Set task: Find the word "바랍니다" in the data. Return every line where it appears.

##### Records for the exercise

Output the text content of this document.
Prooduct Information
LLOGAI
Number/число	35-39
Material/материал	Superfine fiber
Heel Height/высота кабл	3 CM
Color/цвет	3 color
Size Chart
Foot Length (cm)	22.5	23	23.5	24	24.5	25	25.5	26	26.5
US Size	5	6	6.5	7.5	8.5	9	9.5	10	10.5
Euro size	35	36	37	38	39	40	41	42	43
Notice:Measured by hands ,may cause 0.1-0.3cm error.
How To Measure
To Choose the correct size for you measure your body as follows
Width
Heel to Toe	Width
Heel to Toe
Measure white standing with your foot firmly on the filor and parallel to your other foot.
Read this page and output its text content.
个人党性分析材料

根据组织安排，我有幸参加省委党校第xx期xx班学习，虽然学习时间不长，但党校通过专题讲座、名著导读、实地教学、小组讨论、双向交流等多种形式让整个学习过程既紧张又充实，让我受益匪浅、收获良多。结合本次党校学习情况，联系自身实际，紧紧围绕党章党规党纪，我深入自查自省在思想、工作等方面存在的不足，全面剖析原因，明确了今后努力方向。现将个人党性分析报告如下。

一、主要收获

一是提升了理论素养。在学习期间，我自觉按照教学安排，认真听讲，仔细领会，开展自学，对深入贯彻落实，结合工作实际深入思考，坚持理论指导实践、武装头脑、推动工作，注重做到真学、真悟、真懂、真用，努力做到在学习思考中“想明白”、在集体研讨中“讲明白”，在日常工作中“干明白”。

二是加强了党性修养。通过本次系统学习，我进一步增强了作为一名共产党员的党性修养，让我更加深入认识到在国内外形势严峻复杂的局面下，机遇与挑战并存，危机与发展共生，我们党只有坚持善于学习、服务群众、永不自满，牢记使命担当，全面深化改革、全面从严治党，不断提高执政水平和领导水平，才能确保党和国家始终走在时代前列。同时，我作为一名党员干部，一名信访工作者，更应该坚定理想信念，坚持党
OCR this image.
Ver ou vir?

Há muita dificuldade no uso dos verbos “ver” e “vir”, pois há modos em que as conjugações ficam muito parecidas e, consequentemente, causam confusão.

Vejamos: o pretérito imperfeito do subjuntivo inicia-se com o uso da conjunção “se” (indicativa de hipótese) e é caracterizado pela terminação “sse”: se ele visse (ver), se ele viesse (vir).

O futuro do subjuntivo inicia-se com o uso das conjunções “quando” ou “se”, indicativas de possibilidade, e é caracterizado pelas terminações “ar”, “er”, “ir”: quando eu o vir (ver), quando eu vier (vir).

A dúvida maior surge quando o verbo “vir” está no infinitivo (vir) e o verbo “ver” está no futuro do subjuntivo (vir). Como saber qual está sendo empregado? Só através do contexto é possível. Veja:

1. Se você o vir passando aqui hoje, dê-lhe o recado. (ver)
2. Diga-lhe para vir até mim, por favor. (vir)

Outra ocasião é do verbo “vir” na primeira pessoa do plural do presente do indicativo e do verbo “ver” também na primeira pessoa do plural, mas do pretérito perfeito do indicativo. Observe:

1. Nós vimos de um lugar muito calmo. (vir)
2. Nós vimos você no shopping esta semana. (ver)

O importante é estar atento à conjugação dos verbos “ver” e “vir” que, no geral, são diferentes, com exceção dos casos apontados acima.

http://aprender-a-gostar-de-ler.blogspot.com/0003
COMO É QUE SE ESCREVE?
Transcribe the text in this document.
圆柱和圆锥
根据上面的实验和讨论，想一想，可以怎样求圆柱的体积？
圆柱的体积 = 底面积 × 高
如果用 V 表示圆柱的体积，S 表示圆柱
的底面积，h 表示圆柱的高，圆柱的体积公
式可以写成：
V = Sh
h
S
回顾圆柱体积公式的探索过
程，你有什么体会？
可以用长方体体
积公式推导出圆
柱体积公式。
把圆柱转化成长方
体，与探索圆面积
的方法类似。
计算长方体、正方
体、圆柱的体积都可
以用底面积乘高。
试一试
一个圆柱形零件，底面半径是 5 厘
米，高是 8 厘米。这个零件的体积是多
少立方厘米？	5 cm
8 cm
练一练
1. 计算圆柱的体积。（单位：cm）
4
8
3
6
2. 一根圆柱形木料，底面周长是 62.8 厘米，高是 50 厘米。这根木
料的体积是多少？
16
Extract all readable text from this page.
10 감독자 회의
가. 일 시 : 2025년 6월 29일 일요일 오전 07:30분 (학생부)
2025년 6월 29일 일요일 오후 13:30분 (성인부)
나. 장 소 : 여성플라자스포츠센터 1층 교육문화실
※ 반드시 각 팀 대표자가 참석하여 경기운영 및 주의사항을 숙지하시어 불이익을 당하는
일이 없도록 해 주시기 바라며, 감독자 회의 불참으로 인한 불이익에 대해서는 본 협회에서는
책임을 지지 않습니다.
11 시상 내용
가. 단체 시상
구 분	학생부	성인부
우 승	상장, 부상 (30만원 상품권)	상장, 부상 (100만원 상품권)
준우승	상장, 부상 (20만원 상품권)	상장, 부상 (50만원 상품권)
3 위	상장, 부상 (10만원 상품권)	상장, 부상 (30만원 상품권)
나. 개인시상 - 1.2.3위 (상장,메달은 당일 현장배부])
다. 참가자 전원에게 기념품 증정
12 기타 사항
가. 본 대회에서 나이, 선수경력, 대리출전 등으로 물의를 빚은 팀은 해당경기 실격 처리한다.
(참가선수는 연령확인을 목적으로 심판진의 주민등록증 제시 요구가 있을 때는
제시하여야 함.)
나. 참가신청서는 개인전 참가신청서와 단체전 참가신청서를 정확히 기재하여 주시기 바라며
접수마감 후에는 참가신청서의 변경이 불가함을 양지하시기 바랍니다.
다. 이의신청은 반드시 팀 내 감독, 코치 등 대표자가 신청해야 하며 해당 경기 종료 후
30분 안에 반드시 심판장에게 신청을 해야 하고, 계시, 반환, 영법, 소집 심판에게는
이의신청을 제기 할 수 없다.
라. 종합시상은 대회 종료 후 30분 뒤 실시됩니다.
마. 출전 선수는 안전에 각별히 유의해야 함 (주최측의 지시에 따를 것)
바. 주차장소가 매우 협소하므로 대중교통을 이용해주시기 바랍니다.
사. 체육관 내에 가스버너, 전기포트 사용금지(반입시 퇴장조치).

##########

The reply:
접수마감 후에는 참가신청서의 변경이 불가함을 양지하시기 바랍니다.
바. 주차장소가 매우 협소하므로 대중교통을 이용해주시기 바랍니다.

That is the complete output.